• _Exercise_: From the listing that follows, extract every line and set it down unaltered.

• _Raw records_:
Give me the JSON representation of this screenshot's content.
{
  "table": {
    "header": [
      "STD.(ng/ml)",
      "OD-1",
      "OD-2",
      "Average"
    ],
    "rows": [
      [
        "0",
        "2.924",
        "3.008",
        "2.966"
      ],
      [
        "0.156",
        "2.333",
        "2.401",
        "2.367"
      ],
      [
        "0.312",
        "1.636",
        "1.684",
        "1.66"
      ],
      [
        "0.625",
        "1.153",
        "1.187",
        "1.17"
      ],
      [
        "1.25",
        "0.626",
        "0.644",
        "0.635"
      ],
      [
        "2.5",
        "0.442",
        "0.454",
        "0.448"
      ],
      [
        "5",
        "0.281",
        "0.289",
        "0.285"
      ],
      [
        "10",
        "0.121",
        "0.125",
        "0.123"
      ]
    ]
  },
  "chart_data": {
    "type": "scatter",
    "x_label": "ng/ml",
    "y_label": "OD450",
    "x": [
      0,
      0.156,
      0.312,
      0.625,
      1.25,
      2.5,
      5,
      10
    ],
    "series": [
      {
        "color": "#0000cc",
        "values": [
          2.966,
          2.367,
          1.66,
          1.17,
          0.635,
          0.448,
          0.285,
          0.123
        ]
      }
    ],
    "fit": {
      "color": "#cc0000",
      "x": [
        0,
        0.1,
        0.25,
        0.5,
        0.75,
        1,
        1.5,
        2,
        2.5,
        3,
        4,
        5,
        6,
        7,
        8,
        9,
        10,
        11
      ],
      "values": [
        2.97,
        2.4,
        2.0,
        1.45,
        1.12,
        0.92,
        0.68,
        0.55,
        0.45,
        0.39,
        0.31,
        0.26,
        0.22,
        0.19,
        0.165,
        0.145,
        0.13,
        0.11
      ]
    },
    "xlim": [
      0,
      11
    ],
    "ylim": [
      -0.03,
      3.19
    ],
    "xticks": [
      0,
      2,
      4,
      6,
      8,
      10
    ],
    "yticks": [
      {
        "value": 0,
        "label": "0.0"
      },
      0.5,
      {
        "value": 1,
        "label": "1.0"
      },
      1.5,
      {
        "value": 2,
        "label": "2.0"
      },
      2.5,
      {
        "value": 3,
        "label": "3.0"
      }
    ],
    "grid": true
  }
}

• _Exercise solution_:
Give me the JSON representation of this screenshot's content.
{
  "table": {
    "header": [
      "STD.(ng/ml)",
      "OD-1",
      "OD-2",
      "Average"
    ],
    "rows": [
      [
        "0",
        "2.924",
        "3.008",
        "2.966"
      ],
      [
        "0.156",
        "2.333",
        "2.401",
        "2.367"
      ],
      [
        "0.312",
        "1.636",
        "1.684",
        "1.66"
      ],
      [
        "0.625",
        "1.153",
        "1.187",
        "1.17"
      ],
      [
        "1.25",
        "0.626",
        "0.644",
        "0.635"
      ],
      [
        "2.5",
        "0.442",
        "0.454",
        "0.448"
      ],
      [
        "5",
        "0.281",
        "0.289",
        "0.285"
      ],
      [
        "10",
        "0.121",
        "0.125",
        "0.123"
      ]
    ]
  },
  "chart_data": {
    "type": "scatter",
    "x_label": "ng/ml",
    "y_label": "OD450",
    "x": [
      0,
      0.156,
      0.312,
      0.625,
      1.25,
      2.5,
      5,
      10
    ],
    "series": [
      {
        "color": "#0000cc",
        "values": [
          2.966,
          2.367,
          1.66,
          1.17,
          0.635,
          0.448,
          0.285,
          0.123
        ]
      }
    ],
    "fit": {
      "color": "#cc0000",
      "x": [
        0,
        0.1,
        0.25,
        0.5,
        0.75,
        1,
        1.5,
        2,
        2.5,
        3,
        4,
        5,
        6,
        7,
        8,
        9,
        10,
        11
      ],
      "values": [
        2.97,
        2.4,
        2.0,
        1.45,
        1.12,
        0.92,
        0.68,
        0.55,
        0.45,
        0.39,
        0.31,
        0.26,
        0.22,
        0.19,
        0.165,
        0.145,
        0.13,
        0.11
      ]
    },
    "xlim": [
      0,
      11
    ],
    "ylim": [
      -0.03,
      3.19
    ],
    "xticks": [
      0,
      2,
      4,
      6,
      8,
      10
    ],
    "yticks": [
      {
        "value": 0,
        "label": "0.0"
      },
      0.5,
      {
        "value": 1,
        "label": "1.0"
      },
      1.5,
      {
        "value": 2,
        "label": "2.0"
      },
      2.5,
      {
        "value": 3,
        "label": "3.0"
      }
    ],
    "grid": true
  }
}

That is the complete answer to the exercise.